**WHAT THE EXERCISE ASKS:** Take every line from the material that has the word "sabores" in it.

**DATA IN THIS EXERCISE:**
>> START

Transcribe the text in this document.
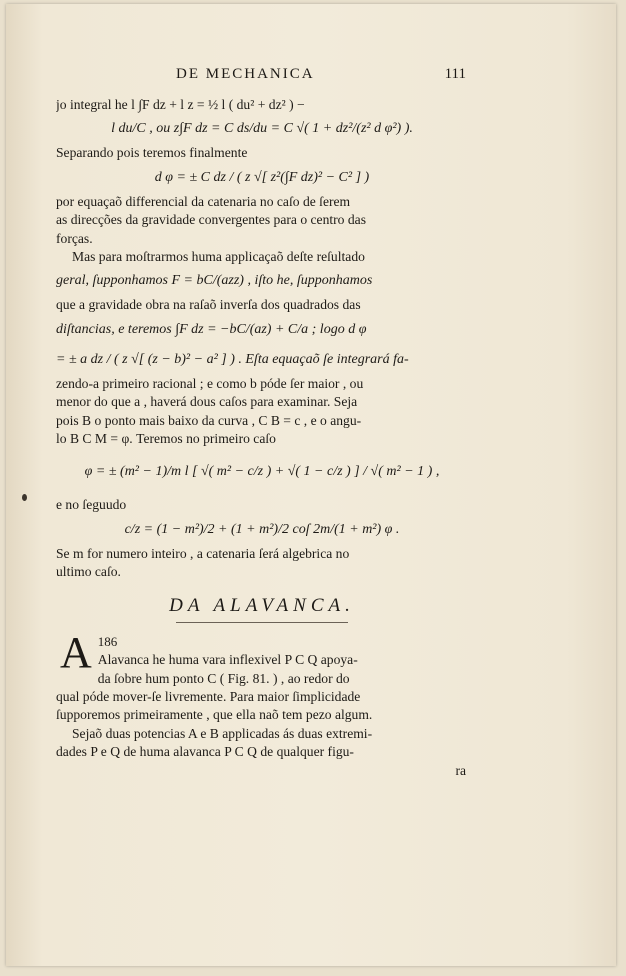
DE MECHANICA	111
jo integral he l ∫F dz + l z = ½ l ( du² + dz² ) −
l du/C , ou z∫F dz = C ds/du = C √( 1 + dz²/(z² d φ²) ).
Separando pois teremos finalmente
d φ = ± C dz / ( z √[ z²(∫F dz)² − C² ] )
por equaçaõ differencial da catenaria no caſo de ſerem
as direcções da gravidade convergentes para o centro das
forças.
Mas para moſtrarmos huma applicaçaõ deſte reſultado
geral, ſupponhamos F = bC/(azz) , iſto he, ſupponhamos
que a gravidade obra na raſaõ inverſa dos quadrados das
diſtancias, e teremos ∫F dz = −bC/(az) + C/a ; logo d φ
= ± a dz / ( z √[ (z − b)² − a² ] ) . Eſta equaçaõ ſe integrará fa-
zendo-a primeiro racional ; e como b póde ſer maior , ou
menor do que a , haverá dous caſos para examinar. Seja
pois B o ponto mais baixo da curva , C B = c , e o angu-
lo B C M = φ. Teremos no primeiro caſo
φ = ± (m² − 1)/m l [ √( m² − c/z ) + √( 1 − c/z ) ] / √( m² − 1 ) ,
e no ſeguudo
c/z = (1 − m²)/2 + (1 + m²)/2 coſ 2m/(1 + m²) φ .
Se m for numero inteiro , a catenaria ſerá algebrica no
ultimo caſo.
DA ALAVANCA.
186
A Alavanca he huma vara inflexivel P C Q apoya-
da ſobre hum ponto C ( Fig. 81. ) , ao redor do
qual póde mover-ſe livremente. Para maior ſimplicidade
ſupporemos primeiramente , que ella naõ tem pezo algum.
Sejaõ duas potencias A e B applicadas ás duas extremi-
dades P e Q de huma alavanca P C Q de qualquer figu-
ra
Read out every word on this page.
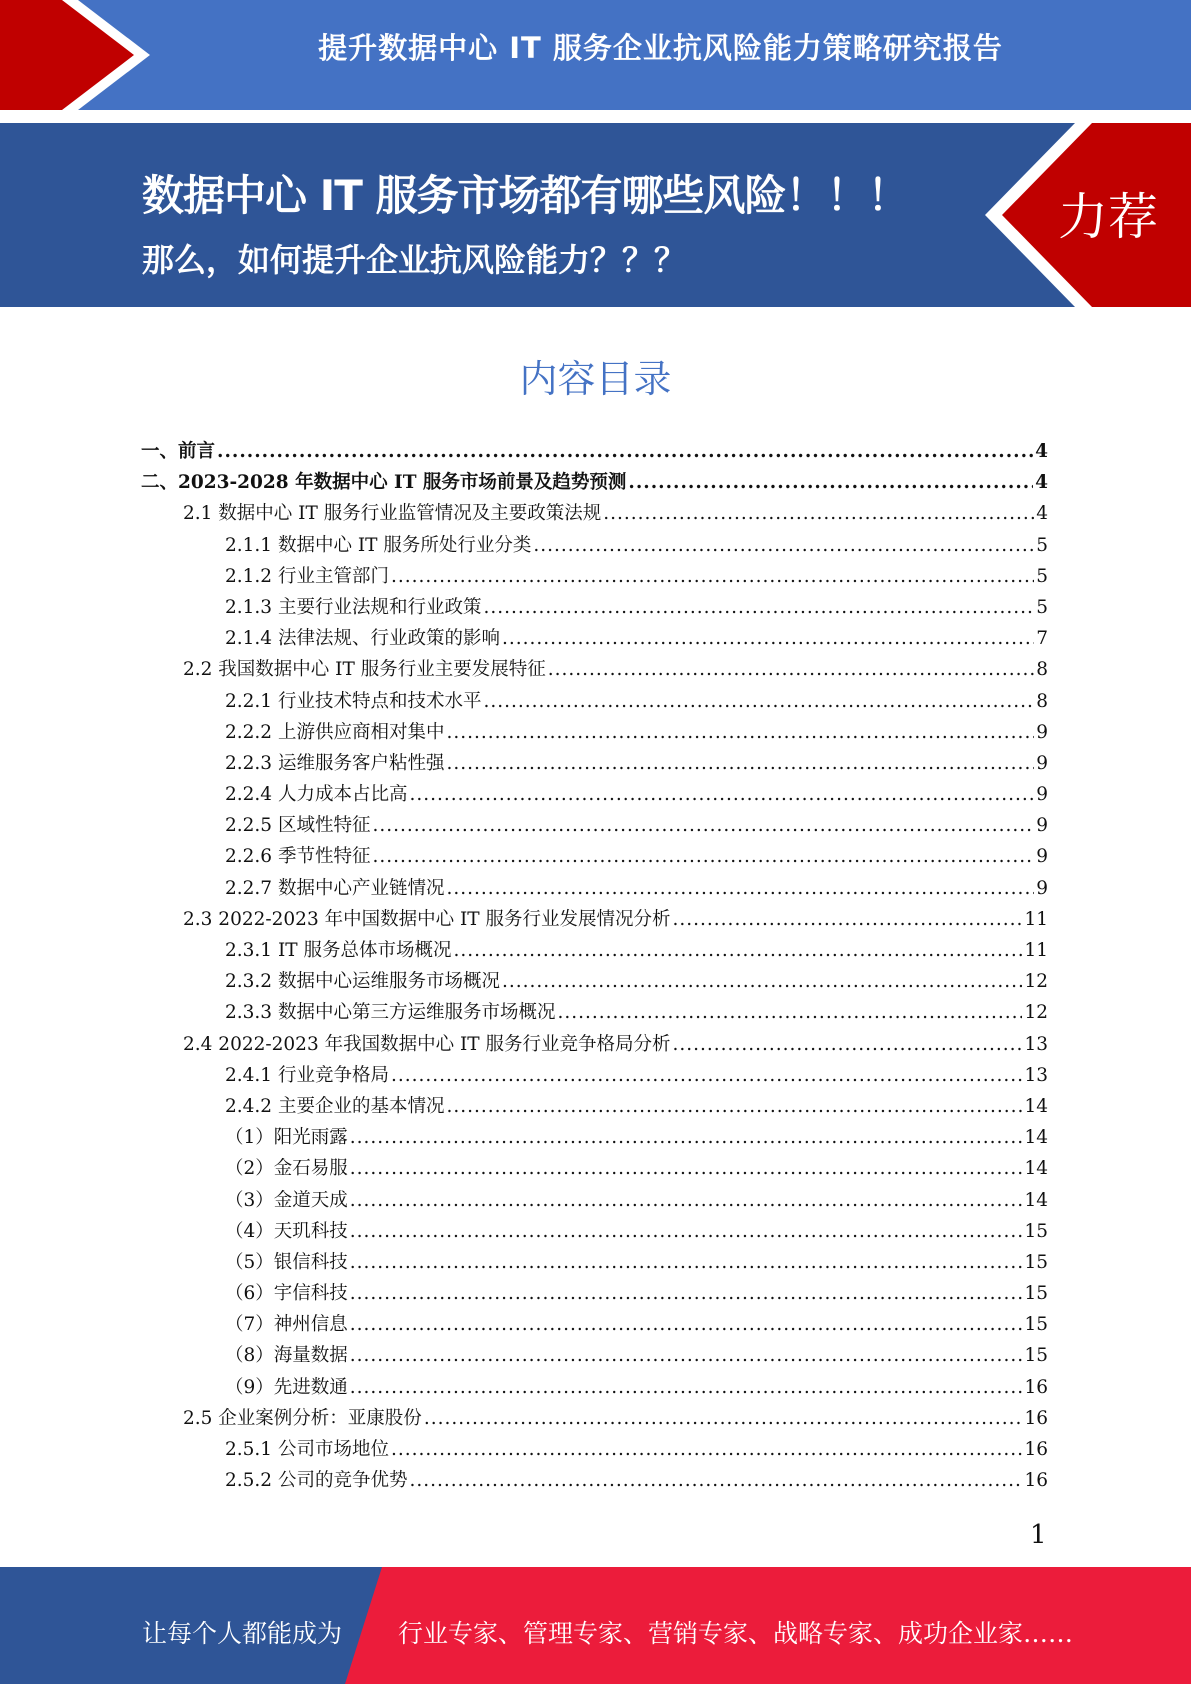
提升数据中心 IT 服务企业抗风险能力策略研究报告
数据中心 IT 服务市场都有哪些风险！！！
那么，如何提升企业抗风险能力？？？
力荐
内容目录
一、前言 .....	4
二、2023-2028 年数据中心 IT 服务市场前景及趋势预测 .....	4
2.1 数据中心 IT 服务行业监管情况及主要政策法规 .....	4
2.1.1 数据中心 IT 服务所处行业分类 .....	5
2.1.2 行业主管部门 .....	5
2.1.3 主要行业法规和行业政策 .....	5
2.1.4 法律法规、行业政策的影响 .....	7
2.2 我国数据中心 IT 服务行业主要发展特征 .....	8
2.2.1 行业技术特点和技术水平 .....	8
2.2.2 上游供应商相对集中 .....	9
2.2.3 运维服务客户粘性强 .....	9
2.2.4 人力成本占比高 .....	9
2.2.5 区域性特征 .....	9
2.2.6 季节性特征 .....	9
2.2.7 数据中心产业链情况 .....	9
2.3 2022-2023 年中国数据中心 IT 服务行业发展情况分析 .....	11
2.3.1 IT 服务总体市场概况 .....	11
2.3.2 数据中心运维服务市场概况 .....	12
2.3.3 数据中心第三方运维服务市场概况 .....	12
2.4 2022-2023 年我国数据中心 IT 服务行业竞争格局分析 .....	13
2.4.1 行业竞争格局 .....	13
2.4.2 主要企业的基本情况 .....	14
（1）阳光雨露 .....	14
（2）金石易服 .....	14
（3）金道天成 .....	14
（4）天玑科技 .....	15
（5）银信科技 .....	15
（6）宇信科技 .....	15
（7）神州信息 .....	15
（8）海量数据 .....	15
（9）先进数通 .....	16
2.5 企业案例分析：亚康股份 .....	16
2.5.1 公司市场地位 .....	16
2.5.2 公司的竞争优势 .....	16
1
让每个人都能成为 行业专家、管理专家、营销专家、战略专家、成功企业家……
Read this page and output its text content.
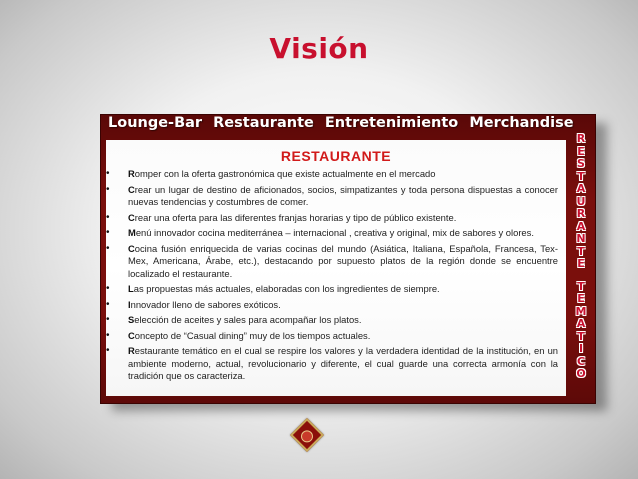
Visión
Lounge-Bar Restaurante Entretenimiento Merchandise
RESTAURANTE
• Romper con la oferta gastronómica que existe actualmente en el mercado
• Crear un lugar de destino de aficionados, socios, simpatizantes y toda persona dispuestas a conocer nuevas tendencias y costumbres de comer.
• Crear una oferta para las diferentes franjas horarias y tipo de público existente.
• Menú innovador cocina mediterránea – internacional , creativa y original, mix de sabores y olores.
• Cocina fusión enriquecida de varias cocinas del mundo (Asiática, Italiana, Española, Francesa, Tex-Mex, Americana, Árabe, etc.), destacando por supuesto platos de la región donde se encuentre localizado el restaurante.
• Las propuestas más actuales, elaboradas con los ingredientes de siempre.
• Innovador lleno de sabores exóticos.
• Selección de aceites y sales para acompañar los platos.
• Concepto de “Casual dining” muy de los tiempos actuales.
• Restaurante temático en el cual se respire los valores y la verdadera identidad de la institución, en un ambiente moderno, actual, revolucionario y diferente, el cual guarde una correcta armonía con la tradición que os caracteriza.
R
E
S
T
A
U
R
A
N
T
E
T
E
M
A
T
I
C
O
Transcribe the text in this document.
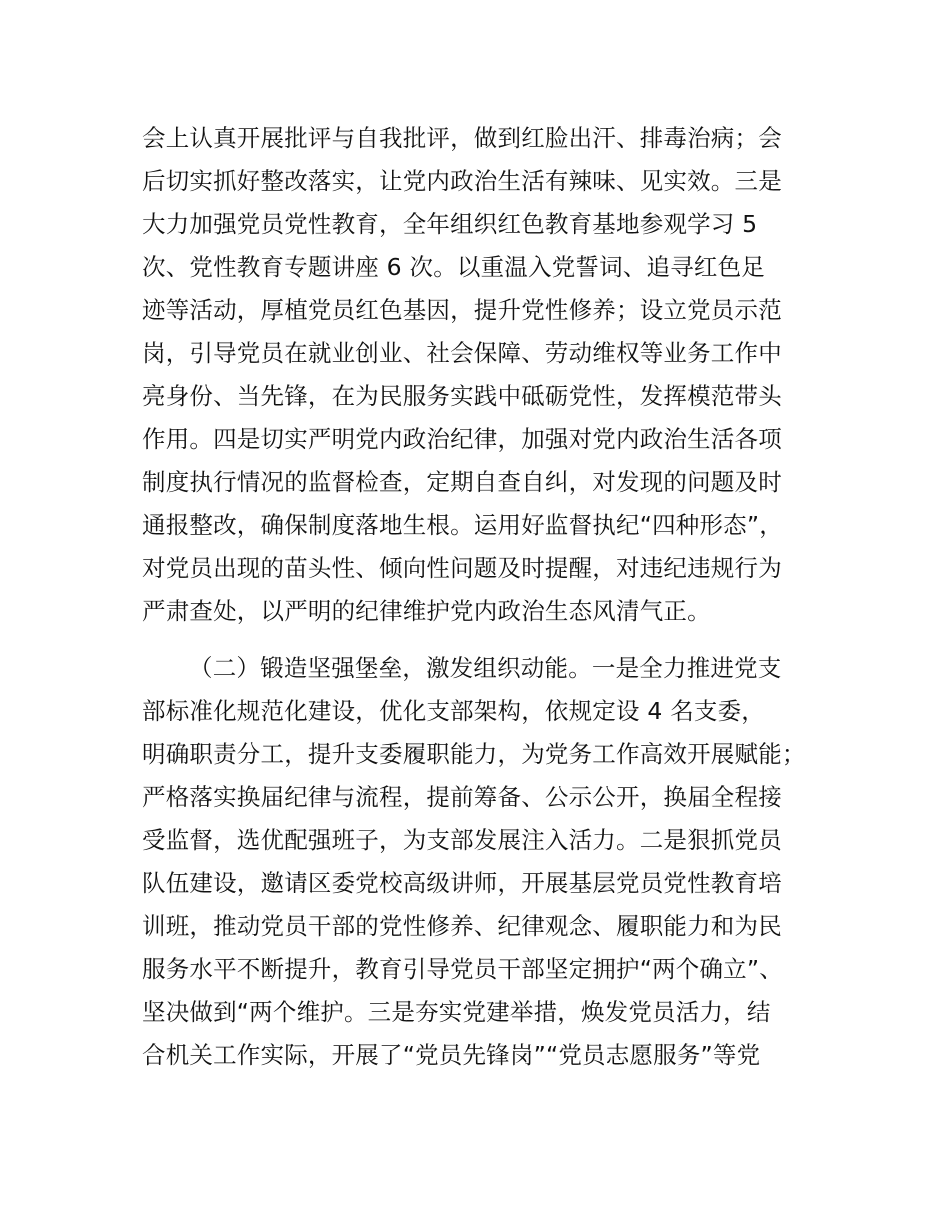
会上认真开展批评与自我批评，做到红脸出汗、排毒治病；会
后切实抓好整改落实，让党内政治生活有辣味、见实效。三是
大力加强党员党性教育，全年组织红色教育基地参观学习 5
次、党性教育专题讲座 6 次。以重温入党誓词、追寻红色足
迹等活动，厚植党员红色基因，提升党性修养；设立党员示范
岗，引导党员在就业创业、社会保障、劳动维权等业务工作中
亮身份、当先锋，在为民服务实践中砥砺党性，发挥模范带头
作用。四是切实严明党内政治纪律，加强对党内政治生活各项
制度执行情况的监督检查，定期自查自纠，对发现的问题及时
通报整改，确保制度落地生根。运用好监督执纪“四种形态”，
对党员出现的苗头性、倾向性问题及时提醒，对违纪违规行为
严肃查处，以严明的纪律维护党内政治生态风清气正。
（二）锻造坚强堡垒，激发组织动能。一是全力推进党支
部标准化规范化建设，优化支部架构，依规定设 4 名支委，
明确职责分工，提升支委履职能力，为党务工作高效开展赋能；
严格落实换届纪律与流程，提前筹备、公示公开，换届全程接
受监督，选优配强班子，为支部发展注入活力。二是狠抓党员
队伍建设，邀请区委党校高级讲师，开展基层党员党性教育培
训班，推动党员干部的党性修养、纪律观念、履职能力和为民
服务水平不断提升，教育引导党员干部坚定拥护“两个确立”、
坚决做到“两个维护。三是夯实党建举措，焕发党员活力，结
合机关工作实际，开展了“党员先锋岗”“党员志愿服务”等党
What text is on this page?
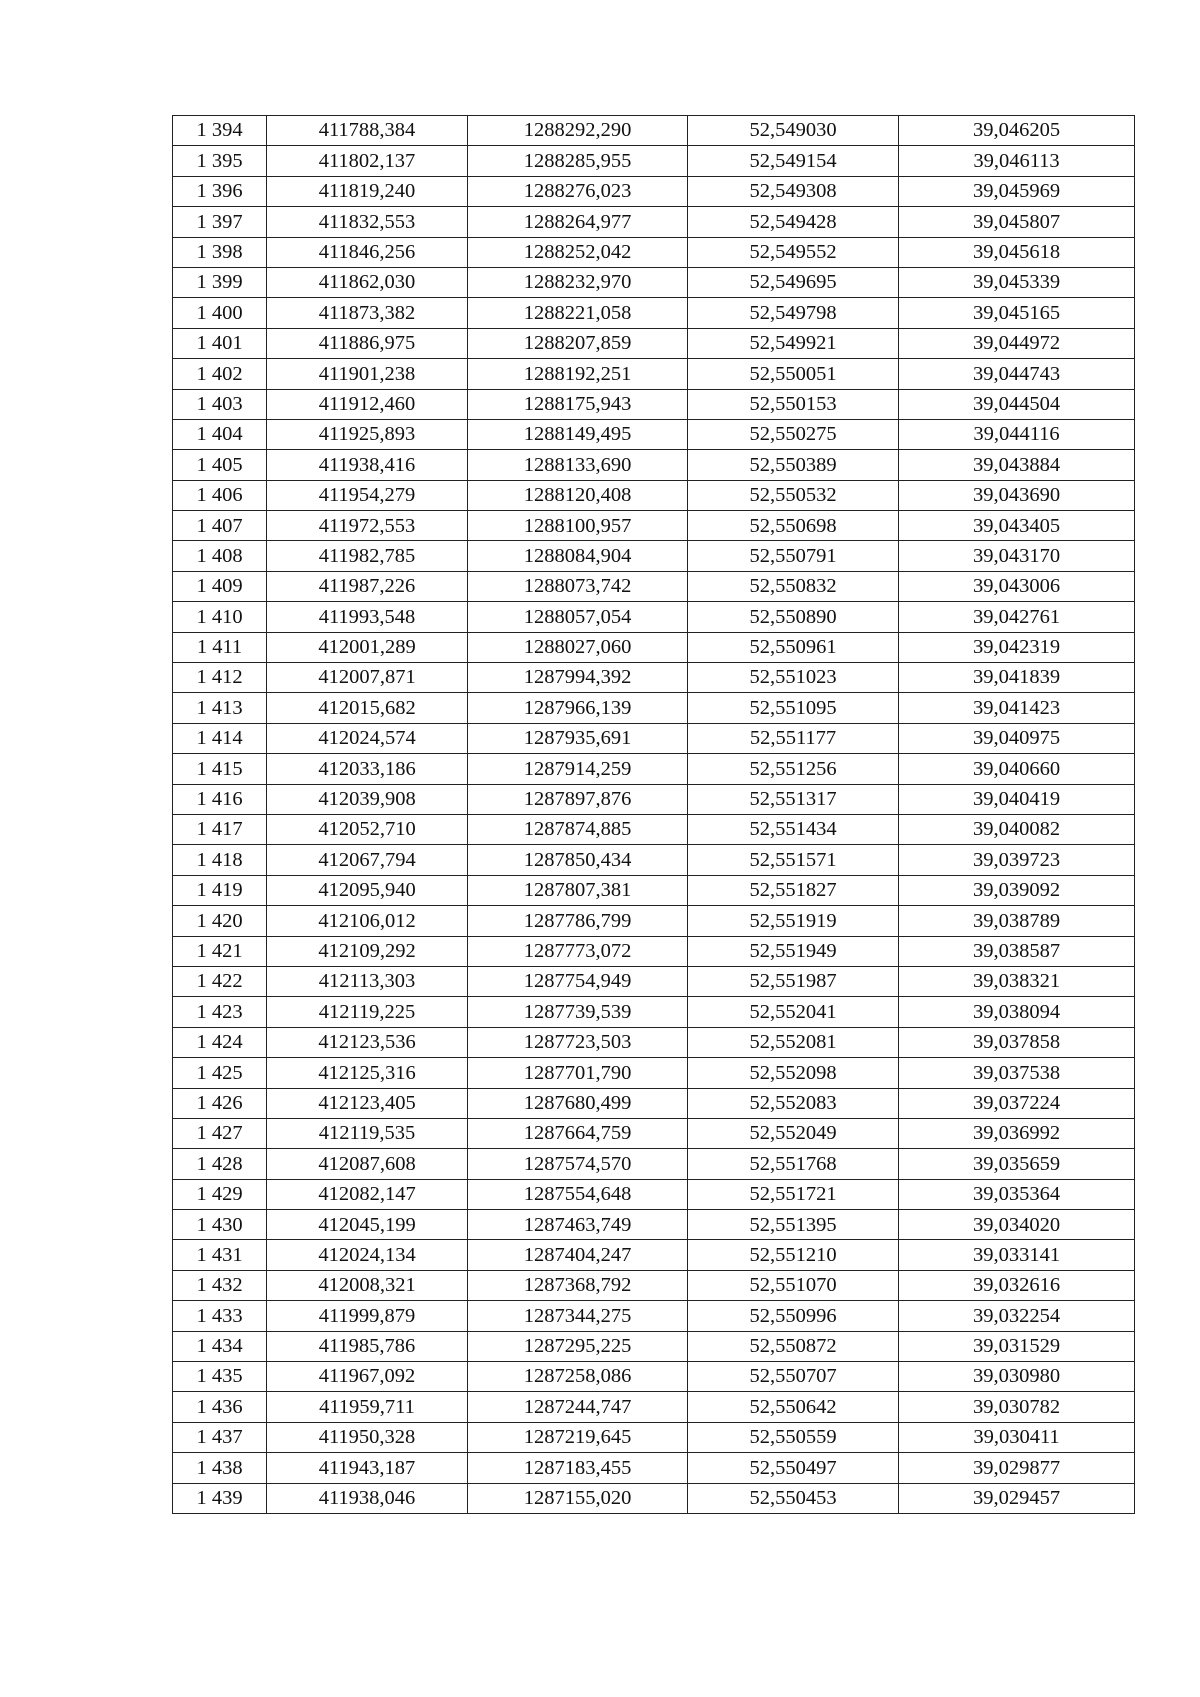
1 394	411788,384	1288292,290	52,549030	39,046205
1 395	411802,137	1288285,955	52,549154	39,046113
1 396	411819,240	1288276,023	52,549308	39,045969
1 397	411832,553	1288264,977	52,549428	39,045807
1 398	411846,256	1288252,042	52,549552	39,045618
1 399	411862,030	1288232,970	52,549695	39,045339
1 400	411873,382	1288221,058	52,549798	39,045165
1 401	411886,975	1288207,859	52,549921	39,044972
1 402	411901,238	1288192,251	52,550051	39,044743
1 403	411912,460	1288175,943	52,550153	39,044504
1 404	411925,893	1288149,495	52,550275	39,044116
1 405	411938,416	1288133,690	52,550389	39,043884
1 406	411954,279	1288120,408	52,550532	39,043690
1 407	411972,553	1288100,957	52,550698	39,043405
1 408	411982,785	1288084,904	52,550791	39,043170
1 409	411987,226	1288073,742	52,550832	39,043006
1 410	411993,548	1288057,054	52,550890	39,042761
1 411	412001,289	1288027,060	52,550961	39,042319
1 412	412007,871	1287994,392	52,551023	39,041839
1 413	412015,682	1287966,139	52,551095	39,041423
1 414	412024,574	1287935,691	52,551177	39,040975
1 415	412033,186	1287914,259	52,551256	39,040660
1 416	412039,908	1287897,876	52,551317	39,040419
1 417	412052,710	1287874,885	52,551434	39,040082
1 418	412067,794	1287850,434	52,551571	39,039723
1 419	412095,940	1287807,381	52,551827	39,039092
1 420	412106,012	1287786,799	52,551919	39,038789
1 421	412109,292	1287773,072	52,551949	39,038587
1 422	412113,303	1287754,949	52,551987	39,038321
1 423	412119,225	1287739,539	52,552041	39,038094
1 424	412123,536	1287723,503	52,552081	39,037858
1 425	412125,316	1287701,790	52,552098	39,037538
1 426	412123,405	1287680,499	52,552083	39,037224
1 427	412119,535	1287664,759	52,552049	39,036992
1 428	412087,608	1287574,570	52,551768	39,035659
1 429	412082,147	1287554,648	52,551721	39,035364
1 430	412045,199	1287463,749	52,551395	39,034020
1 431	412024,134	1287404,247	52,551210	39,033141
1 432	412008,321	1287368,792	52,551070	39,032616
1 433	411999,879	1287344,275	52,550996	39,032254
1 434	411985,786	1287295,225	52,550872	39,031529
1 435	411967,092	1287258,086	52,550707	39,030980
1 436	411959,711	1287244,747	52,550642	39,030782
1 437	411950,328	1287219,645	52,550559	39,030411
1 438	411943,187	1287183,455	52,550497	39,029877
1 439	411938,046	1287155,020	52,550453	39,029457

>> END

**SOLUTION BELOW:**
• Menú innovador cocina mediterránea – internacional , creativa y original, mix de sabores y olores.
• Innovador lleno de sabores exóticos.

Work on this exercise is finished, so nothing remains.